* [INSTRUCTIONS TO FOLLOW]: Give the number of lines in the listing that hold the word "ఆయనత". Write nothing but that number.

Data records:
►

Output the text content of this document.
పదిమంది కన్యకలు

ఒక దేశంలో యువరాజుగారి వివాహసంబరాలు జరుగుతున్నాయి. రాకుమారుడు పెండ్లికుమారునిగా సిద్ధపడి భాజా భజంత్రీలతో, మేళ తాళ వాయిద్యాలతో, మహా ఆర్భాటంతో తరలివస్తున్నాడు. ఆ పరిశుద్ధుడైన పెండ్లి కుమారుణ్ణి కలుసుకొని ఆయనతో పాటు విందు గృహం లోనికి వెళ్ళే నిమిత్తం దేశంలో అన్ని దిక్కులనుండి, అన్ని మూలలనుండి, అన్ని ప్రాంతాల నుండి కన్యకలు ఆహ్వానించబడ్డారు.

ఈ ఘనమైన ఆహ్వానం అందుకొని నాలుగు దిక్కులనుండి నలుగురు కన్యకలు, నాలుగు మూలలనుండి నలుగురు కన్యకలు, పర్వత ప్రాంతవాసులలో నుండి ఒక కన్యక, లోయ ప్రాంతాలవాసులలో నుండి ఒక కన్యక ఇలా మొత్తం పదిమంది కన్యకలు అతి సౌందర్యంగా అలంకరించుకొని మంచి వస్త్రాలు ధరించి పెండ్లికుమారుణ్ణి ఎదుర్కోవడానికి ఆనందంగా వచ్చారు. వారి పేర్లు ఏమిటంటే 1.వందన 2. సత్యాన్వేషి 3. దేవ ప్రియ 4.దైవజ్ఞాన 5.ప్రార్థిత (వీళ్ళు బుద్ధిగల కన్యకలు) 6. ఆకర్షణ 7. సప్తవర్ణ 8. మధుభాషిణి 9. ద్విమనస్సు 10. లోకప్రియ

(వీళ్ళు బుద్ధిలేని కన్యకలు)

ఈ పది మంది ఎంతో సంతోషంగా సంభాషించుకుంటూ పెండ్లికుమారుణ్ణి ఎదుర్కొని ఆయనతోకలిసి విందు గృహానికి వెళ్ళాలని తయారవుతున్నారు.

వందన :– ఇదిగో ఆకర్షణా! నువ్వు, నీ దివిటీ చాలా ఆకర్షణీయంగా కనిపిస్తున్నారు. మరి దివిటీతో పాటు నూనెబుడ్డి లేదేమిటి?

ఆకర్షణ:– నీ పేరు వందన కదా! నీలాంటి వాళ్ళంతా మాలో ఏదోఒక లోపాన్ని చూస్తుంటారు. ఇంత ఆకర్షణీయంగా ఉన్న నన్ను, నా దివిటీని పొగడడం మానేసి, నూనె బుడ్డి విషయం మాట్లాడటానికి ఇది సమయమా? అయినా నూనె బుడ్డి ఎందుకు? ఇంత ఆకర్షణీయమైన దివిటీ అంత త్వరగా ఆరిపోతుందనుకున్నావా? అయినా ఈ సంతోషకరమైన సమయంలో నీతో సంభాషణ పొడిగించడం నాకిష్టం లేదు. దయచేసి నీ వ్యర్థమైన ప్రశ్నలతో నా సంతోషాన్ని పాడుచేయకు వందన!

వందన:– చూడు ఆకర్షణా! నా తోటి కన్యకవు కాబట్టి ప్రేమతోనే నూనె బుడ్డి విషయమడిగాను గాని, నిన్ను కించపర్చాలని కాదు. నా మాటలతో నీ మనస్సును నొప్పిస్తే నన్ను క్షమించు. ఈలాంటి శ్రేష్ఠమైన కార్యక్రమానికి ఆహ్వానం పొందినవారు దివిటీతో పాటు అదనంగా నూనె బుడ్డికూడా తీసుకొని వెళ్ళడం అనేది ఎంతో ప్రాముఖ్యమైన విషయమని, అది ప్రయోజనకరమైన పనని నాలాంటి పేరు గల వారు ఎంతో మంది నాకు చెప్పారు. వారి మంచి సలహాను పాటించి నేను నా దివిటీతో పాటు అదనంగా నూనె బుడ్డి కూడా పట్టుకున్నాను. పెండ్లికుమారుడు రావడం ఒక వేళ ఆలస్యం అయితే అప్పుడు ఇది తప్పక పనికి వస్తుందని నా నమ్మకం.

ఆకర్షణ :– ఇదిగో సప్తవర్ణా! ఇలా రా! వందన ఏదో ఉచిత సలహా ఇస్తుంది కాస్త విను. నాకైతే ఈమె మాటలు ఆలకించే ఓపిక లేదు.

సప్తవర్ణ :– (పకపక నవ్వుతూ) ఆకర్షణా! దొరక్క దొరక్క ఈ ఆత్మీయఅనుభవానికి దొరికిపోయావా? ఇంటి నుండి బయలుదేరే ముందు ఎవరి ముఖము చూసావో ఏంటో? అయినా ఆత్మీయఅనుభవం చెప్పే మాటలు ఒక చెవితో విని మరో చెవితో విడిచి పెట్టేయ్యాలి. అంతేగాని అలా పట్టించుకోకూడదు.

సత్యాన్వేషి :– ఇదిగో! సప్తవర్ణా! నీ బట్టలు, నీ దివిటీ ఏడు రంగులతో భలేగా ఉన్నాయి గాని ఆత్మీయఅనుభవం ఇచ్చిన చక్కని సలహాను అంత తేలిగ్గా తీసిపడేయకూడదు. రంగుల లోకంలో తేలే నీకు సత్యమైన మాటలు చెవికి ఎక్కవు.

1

◄

* [FULL RESPONSE]: 2